-------- Task data --------

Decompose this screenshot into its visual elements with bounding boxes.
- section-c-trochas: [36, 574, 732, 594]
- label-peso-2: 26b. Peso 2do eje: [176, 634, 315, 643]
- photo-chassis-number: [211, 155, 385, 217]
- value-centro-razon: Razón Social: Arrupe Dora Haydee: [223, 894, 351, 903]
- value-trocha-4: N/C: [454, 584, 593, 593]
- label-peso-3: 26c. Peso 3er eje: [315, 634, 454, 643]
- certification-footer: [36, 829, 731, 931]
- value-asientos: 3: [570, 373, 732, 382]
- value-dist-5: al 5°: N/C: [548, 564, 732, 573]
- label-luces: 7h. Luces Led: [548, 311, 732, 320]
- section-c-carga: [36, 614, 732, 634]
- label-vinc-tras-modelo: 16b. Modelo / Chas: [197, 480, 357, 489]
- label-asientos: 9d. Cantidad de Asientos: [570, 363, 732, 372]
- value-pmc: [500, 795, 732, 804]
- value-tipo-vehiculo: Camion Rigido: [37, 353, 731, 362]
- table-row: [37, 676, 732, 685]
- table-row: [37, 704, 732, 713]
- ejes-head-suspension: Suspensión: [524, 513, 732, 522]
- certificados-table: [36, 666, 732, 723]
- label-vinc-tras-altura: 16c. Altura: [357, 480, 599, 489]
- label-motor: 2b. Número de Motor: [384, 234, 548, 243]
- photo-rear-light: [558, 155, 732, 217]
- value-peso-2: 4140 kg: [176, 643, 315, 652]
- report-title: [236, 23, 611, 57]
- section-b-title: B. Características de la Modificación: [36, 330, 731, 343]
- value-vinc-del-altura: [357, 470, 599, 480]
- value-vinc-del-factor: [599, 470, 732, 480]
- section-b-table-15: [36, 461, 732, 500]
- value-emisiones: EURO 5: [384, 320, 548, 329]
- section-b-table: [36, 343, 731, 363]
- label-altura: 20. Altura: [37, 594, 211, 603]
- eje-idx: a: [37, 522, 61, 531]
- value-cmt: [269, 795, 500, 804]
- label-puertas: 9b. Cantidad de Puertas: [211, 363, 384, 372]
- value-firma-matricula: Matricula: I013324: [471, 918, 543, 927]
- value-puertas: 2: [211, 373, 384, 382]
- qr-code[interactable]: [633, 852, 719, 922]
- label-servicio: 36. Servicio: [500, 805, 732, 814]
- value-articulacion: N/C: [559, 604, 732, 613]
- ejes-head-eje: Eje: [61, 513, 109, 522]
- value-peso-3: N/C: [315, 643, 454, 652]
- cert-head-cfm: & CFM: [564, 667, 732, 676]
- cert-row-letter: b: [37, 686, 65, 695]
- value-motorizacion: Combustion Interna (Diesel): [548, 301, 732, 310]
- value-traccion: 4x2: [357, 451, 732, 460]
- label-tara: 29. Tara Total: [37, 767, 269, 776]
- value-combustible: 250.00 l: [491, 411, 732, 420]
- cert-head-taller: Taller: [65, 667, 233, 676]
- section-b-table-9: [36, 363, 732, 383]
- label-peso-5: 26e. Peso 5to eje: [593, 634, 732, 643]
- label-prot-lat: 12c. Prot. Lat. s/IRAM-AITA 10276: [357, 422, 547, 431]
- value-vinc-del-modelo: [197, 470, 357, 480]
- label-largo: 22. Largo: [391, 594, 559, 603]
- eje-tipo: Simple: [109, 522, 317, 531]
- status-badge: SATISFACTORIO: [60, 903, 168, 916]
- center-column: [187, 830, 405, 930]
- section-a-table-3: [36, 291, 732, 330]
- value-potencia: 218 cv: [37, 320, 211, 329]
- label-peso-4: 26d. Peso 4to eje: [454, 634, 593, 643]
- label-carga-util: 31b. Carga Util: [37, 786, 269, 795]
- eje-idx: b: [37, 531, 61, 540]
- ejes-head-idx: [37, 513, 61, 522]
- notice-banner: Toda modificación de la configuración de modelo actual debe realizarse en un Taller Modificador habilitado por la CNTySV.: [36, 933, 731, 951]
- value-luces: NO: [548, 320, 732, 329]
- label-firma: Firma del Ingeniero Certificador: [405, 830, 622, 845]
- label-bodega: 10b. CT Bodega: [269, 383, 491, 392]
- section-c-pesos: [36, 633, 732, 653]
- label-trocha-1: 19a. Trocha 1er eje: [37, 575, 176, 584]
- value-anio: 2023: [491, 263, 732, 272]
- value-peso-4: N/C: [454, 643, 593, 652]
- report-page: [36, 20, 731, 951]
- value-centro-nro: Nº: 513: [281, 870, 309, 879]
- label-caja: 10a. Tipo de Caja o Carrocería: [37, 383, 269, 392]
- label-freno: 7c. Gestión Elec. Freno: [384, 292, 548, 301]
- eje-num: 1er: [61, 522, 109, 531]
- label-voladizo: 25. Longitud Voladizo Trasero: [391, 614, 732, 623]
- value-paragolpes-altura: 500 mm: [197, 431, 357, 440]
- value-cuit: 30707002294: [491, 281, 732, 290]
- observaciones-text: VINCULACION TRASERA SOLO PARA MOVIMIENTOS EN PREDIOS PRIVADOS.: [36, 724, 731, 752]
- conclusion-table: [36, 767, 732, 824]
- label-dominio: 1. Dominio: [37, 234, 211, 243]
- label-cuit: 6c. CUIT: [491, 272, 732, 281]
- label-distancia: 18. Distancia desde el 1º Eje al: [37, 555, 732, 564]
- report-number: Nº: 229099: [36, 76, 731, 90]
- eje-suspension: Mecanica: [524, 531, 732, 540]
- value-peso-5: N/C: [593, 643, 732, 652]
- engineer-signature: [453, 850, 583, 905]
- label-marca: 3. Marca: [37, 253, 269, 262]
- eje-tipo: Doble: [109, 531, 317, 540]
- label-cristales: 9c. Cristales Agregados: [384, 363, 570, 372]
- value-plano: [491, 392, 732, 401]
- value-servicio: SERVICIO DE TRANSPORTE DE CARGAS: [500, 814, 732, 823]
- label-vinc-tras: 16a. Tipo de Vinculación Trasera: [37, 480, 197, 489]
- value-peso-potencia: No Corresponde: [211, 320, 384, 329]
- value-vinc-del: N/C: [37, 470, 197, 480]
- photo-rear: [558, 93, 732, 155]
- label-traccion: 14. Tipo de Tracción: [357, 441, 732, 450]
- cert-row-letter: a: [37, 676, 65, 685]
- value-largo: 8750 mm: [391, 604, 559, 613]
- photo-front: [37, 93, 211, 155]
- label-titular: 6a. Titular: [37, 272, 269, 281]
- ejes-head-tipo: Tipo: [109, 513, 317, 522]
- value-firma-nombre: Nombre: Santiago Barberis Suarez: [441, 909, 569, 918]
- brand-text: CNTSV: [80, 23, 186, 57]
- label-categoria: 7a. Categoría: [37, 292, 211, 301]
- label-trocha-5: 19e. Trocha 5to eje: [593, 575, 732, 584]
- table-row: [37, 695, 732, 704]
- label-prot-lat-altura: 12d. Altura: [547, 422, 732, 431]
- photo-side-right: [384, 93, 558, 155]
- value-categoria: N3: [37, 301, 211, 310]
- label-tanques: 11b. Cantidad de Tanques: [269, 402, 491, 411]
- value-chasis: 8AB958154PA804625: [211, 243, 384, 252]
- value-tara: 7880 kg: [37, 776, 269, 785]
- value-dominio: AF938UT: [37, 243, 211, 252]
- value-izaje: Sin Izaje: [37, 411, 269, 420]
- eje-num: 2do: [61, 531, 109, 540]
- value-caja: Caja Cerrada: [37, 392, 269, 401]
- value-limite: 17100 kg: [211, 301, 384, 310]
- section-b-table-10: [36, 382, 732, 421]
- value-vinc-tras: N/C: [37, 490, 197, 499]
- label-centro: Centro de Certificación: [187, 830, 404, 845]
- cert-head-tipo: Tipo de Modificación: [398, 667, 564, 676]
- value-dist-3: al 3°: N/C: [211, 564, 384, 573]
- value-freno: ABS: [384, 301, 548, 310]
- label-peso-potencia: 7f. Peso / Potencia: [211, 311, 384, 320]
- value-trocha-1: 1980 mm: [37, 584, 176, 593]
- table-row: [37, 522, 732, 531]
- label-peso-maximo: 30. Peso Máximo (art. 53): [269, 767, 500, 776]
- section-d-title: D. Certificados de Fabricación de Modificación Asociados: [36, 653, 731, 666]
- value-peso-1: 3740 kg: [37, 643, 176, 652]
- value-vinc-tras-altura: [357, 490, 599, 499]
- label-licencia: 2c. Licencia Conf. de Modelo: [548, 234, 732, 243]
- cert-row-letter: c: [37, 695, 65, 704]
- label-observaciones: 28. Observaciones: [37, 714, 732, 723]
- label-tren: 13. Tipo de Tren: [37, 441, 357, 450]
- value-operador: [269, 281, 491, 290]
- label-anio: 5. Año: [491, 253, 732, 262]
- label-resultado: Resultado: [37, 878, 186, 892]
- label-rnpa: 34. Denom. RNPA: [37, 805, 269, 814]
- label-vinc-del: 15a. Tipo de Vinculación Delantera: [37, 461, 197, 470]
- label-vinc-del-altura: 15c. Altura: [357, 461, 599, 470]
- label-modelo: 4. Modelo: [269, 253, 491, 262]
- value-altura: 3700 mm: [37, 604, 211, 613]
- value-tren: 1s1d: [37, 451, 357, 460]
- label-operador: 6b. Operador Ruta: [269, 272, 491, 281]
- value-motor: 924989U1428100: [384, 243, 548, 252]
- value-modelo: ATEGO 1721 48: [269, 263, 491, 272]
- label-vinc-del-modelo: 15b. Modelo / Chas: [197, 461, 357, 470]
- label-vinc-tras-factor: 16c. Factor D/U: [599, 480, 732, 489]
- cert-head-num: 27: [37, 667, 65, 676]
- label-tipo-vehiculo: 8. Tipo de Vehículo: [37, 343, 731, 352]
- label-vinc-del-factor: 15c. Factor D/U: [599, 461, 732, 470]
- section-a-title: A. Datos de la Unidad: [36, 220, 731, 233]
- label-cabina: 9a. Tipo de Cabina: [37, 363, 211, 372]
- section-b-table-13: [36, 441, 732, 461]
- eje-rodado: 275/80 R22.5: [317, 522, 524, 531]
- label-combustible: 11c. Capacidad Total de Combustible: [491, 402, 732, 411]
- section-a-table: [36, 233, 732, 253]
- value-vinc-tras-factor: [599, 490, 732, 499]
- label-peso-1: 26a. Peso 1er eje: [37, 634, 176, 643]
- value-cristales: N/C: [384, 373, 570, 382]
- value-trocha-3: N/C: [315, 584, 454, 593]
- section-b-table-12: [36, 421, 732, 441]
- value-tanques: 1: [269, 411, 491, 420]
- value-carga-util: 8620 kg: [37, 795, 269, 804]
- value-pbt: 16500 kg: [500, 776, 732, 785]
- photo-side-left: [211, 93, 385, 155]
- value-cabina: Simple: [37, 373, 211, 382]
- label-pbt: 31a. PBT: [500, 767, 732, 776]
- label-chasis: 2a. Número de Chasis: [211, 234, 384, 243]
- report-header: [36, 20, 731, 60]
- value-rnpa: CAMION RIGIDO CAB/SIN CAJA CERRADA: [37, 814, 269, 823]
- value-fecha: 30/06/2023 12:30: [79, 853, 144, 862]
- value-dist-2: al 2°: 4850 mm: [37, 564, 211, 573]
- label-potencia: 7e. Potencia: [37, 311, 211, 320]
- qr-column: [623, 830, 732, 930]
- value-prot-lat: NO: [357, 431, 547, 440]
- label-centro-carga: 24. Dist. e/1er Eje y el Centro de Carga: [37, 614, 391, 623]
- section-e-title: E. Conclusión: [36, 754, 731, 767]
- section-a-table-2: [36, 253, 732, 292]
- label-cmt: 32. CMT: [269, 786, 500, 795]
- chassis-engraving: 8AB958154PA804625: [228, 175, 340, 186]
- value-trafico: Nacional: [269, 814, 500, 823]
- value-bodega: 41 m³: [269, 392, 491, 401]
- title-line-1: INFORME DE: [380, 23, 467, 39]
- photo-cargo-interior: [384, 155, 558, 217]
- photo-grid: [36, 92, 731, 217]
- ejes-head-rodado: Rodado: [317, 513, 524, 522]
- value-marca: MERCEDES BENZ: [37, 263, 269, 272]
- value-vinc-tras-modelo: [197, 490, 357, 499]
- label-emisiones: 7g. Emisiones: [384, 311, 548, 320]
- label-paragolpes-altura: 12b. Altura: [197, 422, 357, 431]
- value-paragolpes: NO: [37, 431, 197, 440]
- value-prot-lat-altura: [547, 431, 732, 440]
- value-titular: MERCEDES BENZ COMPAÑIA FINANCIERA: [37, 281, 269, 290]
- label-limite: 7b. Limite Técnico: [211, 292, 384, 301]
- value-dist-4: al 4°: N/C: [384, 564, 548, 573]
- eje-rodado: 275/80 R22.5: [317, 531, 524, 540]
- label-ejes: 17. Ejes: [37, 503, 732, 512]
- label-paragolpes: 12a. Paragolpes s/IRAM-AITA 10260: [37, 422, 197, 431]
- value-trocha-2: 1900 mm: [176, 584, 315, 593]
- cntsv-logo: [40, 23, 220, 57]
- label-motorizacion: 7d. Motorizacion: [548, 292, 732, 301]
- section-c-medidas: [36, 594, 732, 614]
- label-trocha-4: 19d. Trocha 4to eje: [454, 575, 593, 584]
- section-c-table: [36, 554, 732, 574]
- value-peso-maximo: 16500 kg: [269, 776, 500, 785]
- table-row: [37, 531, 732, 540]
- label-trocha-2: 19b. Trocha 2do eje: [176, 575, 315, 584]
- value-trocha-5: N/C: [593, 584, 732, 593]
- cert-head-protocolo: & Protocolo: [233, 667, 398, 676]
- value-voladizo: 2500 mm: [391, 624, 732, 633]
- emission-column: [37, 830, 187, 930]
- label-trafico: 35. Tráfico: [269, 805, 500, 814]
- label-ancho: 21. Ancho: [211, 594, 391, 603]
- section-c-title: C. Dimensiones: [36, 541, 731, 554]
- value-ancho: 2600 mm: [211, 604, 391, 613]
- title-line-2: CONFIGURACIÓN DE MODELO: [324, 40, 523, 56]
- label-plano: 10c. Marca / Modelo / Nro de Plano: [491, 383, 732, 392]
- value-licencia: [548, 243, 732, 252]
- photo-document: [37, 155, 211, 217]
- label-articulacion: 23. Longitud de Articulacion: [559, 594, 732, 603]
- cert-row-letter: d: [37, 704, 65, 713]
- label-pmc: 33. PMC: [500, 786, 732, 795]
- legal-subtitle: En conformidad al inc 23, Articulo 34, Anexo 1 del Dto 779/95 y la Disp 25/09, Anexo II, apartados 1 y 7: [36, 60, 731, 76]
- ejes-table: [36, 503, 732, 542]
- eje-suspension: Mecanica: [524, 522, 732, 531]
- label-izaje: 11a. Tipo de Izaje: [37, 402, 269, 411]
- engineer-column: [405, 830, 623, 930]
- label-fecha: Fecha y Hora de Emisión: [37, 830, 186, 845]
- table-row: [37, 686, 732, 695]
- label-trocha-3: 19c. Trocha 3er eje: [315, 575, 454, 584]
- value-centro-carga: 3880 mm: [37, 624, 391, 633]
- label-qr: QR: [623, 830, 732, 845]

--------

- Short task -
Give the data from the start through the line containing "- section-b-title: B." as a Markdown table with columns Row and Line, one numbered row per line, leaving out blank lines.

- Task response -
| Row | Line |
|---|---|
| 1 | Decompose this screenshot into its visual elements with bounding boxes. |
| 2 | - section-c-trochas: [36, 574, 732, 594] |
| 3 | - label-peso-2: 26b. Peso 2do eje: [176, 634, 315, 643] |
| 4 | - photo-chassis-number: [211, 155, 385, 217] |
| 5 | - value-centro-razon: Razón Social: Arrupe Dora Haydee: [223, 894, 351, 903] |
| 6 | - value-trocha-4: N/C: [454, 584, 593, 593] |
| 7 | - label-peso-3: 26c. Peso 3er eje: [315, 634, 454, 643] |
| 8 | - certification-footer: [36, 829, 731, 931] |
| 9 | - value-asientos: 3: [570, 373, 732, 382] |
| 10 | - value-dist-5: al 5°: N/C: [548, 564, 732, 573] |
| 11 | - label-luces: 7h. Luces Led: [548, 311, 732, 320] |
| 12 | - section-c-carga: [36, 614, 732, 634] |
| 13 | - label-vinc-tras-modelo: 16b. Modelo / Chas: [197, 480, 357, 489] |
| 14 | - label-asientos: 9d. Cantidad de Asientos: [570, 363, 732, 372] |
| 15 | - value-pmc: [500, 795, 732, 804] |
| 16 | - value-tipo-vehiculo: Camion Rigido: [37, 353, 731, 362] |
| 17 | - table-row: [37, 676, 732, 685] |
| 18 | - table-row: [37, 704, 732, 713] |
| 19 | - ejes-head-suspension: Suspensión: [524, 513, 732, 522] |
| 20 | - certificados-table: [36, 666, 732, 723] |
| 21 | - label-vinc-tras-altura: 16c. Altura: [357, 480, 599, 489] |
| 22 | - label-motor: 2b. Número de Motor: [384, 234, 548, 243] |
| 23 | - photo-rear-light: [558, 155, 732, 217] |
| 24 | - value-peso-2: 4140 kg: [176, 643, 315, 652] |
| 25 | - report-title: [236, 23, 611, 57] |
| 26 | - section-b-title: B. Características de la Modificación: [36, 330, 731, 343] |